# Stated exercise:
Find every line in the records below that holds the word "text" and copy it.

-- Start of Stored rows --

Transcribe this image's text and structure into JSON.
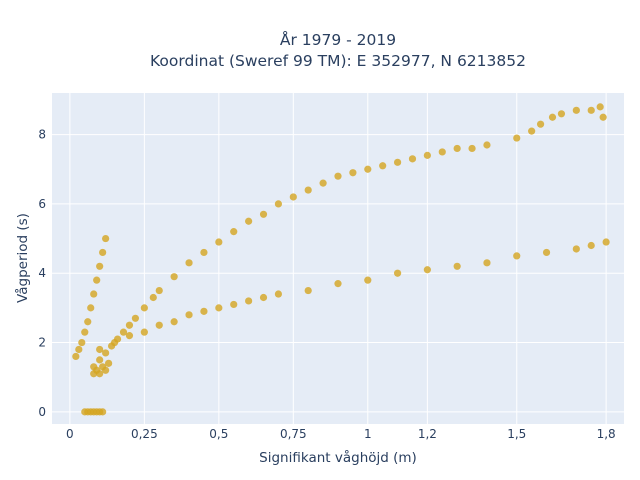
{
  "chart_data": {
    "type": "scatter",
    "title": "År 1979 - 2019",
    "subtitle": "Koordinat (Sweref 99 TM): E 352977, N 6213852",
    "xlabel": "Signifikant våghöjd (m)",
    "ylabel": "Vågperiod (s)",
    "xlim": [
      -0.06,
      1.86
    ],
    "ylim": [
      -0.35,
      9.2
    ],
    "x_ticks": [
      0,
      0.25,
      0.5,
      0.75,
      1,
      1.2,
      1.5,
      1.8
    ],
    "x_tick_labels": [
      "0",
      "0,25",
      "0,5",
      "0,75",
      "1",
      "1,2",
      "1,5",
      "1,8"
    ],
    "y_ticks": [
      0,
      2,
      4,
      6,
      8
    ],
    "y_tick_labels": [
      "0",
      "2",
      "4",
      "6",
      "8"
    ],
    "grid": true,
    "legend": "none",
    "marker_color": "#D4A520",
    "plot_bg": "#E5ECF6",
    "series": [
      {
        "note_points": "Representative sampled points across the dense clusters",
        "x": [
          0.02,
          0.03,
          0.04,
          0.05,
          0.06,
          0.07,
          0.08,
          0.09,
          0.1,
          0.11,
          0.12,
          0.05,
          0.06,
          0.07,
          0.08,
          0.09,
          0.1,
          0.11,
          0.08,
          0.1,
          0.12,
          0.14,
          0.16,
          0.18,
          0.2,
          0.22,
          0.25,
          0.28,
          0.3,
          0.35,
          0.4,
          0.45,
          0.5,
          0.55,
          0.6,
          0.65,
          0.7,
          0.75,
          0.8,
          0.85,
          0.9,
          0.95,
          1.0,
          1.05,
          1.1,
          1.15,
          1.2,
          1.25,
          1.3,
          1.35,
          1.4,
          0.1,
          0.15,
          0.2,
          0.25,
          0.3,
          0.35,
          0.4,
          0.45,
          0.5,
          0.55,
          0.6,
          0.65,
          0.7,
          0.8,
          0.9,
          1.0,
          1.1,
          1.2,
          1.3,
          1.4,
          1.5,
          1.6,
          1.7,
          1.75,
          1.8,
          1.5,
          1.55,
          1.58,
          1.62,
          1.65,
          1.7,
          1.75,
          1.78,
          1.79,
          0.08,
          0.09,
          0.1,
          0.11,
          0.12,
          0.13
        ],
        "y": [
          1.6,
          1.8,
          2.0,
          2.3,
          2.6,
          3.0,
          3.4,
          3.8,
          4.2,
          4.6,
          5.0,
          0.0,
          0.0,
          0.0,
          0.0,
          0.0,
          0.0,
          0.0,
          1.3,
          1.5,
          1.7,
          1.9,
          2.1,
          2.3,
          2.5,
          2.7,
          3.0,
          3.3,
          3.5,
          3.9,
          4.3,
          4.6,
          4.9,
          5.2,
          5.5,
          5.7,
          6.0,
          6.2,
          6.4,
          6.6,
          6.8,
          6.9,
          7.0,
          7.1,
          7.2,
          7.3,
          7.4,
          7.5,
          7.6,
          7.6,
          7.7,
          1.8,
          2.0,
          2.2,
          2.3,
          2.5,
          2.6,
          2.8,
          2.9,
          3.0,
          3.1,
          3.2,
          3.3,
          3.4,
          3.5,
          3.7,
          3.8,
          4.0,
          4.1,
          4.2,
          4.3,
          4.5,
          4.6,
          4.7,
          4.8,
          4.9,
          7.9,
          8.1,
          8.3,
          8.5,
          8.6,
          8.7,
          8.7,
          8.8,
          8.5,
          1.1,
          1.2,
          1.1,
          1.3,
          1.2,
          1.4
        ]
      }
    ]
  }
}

-- End of Stored rows --
-- Start of Stored rows --

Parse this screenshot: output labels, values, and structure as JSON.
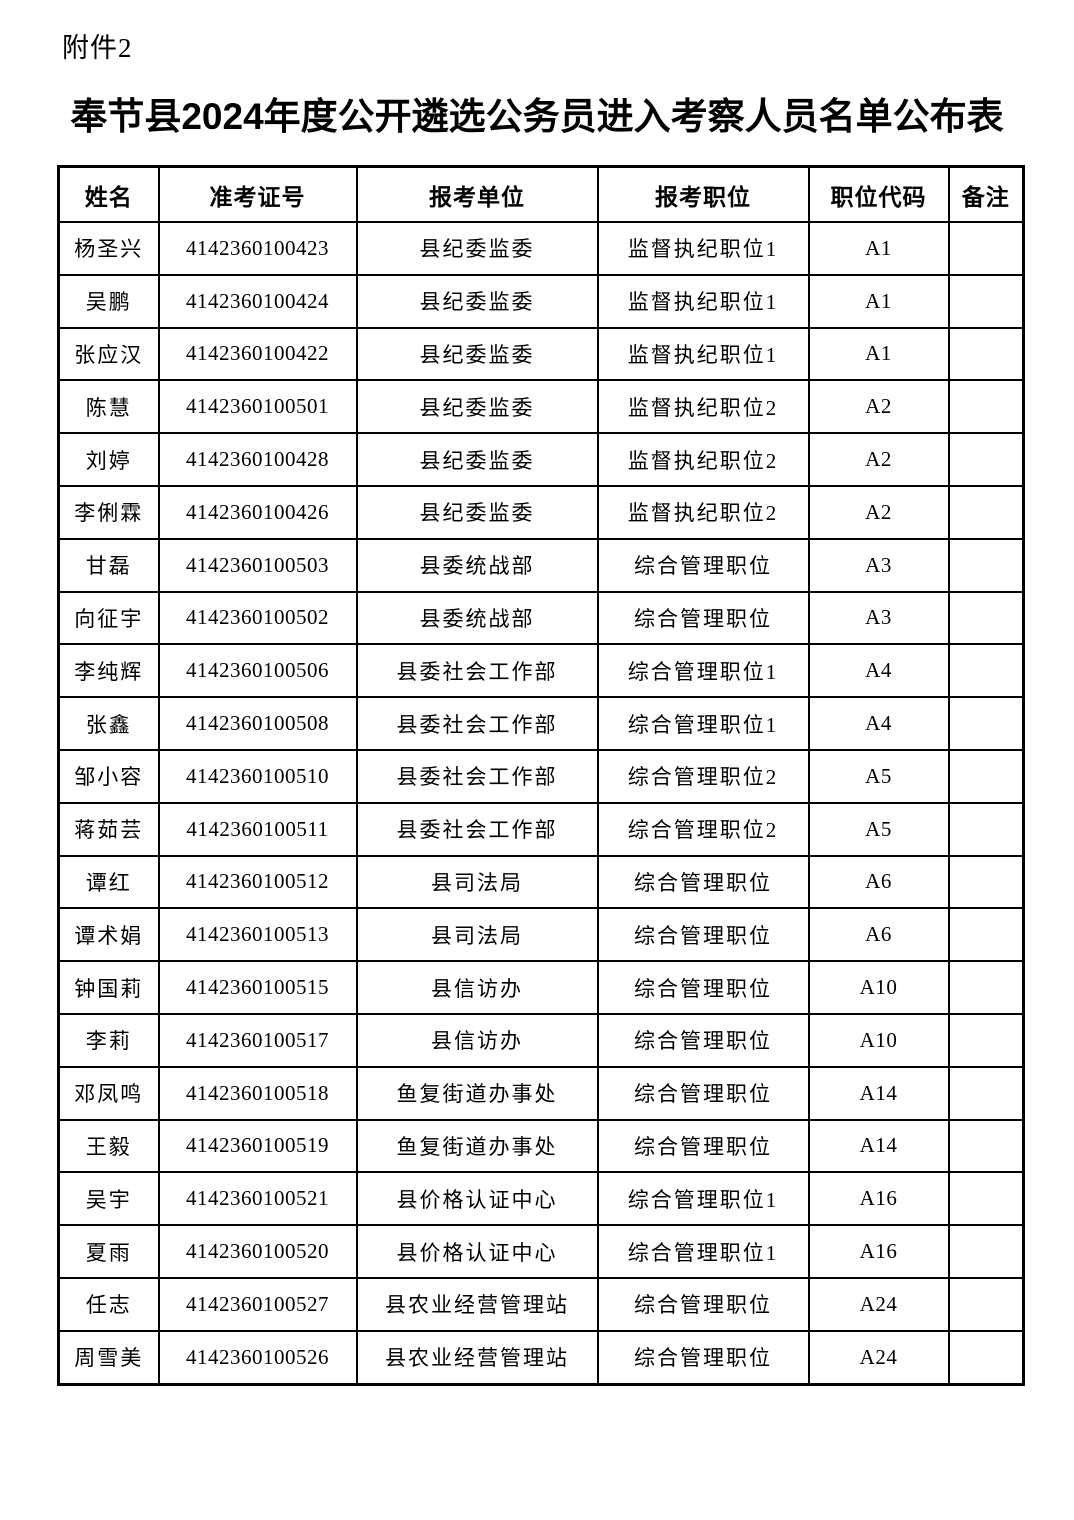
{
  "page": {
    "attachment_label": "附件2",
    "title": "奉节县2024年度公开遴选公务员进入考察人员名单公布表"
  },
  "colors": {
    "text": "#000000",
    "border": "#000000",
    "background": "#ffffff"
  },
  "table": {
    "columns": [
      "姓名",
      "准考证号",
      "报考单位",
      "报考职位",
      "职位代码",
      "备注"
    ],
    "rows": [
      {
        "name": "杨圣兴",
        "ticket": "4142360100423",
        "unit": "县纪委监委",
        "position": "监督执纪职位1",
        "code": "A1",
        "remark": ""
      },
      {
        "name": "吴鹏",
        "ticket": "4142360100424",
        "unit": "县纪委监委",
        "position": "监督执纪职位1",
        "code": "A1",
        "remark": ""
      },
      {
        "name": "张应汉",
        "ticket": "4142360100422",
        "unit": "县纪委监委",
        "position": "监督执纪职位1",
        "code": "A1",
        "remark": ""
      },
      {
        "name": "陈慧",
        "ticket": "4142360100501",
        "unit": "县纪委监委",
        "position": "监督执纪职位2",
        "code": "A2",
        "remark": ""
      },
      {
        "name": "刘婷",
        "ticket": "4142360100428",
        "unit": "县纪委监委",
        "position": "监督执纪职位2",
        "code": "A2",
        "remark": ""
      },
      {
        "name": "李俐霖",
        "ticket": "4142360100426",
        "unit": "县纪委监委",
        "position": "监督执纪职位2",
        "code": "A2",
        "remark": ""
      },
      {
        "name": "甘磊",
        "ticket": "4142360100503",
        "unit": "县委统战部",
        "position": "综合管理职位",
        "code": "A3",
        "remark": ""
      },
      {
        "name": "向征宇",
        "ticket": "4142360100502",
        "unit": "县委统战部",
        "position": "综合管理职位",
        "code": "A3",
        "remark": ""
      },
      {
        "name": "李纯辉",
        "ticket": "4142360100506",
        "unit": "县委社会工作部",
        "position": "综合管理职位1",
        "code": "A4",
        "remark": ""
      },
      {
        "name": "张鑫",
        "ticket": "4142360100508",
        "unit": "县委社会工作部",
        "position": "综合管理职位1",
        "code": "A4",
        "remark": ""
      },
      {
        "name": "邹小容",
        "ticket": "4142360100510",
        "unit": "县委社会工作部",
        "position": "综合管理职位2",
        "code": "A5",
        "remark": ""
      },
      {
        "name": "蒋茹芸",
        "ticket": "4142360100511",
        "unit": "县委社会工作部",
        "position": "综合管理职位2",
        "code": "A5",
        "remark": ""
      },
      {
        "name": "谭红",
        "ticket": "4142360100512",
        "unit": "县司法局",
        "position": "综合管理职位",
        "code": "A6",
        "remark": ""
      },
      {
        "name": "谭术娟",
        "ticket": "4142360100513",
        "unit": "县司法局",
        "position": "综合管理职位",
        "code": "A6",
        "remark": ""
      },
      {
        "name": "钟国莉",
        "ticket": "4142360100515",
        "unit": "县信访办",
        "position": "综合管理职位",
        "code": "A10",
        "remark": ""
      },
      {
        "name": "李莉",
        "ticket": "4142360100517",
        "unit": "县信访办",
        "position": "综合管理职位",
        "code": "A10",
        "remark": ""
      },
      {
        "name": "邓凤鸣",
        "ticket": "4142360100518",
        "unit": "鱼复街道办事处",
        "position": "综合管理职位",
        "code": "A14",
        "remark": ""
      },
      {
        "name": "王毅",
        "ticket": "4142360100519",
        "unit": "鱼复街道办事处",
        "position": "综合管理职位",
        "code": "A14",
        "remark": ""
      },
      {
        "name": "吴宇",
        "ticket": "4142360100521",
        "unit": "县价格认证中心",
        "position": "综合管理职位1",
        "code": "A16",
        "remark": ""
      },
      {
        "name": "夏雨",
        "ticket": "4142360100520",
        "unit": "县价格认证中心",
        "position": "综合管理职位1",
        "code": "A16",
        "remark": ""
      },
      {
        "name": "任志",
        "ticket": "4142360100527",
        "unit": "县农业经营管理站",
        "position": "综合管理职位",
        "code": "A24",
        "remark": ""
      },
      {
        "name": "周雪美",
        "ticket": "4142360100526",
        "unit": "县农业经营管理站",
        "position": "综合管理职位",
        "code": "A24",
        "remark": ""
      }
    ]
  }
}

-- End of Stored rows --

# Solution to the problem:
Transcribe this image's text and structure into JSON.
    "text": "#000000",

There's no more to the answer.